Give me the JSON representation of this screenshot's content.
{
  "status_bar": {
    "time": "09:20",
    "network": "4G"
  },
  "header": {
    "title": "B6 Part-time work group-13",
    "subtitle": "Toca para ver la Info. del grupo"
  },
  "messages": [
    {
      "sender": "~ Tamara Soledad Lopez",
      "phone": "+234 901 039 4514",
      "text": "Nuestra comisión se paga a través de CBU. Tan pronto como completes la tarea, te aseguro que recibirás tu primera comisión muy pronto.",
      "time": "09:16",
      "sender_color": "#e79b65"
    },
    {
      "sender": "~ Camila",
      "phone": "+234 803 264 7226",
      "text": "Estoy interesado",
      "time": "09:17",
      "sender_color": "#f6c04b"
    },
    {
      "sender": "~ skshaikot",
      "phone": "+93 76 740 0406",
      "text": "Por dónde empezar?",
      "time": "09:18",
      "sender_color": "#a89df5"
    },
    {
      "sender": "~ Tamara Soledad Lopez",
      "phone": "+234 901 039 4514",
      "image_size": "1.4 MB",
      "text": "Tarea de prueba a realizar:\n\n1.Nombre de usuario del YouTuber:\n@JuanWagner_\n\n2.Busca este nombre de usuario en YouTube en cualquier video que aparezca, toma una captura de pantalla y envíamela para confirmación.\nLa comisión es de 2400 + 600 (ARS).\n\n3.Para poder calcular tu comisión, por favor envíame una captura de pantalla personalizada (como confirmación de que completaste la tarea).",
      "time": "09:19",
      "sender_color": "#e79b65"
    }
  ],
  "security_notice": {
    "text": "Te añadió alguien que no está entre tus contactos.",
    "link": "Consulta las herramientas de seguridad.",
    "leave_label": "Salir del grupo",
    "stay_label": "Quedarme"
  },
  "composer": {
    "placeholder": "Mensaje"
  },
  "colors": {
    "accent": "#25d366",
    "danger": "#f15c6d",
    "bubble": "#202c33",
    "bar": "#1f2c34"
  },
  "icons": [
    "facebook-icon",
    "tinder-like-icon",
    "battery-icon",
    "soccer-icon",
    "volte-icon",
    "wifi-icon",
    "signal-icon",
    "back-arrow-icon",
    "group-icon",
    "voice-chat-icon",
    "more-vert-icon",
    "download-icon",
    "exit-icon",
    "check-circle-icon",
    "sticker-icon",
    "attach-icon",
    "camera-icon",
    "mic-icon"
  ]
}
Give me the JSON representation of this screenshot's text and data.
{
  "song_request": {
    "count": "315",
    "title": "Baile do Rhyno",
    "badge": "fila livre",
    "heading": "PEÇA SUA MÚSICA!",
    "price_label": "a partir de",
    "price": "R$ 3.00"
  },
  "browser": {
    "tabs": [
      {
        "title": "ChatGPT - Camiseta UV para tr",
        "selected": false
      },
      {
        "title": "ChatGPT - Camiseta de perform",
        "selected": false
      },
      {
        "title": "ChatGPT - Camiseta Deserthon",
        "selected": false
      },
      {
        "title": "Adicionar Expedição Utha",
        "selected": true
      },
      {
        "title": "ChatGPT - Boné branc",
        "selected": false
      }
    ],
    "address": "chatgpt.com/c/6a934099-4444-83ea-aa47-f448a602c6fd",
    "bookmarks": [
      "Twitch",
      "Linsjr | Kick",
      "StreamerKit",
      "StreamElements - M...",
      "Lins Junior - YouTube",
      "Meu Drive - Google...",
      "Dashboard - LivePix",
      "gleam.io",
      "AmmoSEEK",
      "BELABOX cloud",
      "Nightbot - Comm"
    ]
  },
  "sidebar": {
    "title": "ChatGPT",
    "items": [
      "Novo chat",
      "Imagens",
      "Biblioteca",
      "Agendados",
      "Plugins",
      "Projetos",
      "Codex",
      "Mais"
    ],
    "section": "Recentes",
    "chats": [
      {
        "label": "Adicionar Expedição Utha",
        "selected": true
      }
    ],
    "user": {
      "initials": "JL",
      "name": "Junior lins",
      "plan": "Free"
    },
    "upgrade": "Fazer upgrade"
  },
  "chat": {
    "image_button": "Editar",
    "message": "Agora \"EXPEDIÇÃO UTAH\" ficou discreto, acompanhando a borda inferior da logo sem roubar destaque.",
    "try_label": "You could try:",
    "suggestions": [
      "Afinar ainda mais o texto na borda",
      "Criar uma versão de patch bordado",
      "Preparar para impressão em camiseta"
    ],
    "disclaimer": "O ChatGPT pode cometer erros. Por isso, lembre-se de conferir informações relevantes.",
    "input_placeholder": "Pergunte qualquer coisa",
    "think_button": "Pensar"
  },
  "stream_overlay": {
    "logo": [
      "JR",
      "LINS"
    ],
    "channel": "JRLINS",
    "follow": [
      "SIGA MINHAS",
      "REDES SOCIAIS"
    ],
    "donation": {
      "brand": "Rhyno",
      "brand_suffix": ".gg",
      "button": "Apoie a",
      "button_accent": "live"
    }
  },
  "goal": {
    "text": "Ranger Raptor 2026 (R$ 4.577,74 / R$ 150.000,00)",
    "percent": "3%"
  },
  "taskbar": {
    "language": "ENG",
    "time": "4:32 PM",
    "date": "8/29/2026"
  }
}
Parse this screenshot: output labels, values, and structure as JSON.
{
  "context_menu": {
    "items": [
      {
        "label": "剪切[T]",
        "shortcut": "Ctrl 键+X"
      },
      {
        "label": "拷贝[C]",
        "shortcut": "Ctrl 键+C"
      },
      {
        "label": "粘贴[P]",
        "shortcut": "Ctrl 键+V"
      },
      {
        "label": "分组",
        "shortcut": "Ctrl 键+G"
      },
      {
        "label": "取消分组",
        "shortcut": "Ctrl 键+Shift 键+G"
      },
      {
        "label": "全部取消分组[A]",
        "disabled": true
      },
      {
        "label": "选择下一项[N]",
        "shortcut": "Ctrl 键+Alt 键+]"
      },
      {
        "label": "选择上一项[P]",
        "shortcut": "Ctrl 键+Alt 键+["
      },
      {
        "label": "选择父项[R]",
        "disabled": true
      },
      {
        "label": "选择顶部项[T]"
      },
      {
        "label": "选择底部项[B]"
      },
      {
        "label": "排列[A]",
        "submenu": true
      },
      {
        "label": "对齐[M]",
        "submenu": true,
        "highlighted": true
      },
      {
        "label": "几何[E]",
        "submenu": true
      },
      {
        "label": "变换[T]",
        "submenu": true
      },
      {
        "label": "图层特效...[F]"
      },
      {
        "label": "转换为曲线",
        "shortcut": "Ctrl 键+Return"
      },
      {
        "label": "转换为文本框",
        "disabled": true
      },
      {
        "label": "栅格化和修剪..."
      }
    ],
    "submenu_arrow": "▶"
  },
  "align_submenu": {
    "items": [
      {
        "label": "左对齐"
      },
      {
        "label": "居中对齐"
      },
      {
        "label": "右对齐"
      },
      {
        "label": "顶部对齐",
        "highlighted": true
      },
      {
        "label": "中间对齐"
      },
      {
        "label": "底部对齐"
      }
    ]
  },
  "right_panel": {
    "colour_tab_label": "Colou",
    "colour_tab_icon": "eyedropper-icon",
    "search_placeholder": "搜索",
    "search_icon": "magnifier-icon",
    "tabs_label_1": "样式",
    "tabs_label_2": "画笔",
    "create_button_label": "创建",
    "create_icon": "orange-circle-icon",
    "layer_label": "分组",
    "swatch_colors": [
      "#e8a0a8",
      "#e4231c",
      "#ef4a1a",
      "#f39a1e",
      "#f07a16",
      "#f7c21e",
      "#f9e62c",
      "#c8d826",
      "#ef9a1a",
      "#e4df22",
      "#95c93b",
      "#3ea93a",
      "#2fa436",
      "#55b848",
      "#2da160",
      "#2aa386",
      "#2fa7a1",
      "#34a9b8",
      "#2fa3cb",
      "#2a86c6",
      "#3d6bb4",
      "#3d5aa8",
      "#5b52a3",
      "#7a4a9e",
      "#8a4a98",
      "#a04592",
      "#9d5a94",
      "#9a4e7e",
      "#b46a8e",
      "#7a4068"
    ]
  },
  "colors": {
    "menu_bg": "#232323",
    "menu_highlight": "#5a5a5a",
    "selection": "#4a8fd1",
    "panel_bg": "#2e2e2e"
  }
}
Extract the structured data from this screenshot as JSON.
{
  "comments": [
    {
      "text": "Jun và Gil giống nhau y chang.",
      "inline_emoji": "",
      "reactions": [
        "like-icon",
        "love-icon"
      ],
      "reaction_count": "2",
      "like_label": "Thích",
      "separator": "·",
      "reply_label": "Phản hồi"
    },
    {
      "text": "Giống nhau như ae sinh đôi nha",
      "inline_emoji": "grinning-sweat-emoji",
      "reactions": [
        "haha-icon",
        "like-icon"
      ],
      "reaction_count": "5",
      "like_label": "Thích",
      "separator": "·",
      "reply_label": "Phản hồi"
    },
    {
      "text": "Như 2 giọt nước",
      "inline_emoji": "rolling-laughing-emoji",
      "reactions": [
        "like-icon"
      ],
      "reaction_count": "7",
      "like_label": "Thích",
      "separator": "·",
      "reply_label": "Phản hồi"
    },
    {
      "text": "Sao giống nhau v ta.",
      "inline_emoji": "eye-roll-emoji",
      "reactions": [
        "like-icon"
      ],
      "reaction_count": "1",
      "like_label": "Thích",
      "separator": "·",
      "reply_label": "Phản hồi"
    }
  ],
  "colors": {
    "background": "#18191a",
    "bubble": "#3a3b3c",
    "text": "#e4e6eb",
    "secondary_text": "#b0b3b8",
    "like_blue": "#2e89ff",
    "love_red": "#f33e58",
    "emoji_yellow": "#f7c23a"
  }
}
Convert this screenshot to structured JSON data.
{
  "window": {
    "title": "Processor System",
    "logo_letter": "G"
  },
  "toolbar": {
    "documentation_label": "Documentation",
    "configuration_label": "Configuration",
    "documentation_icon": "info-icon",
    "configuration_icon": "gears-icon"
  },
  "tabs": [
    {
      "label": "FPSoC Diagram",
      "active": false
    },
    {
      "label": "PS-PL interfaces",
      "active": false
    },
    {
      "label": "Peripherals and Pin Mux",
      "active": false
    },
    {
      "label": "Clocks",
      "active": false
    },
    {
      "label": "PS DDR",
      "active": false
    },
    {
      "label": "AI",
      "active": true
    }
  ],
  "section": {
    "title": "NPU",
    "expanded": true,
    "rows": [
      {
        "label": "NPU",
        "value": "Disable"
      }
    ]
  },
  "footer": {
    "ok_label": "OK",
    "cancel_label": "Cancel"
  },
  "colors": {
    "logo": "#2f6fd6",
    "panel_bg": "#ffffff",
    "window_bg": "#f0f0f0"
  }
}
******************************
**Short problem:** Tally up the lines holding the string "JSON" in this listing, and report the total alone.

**Result of the exercise:** 5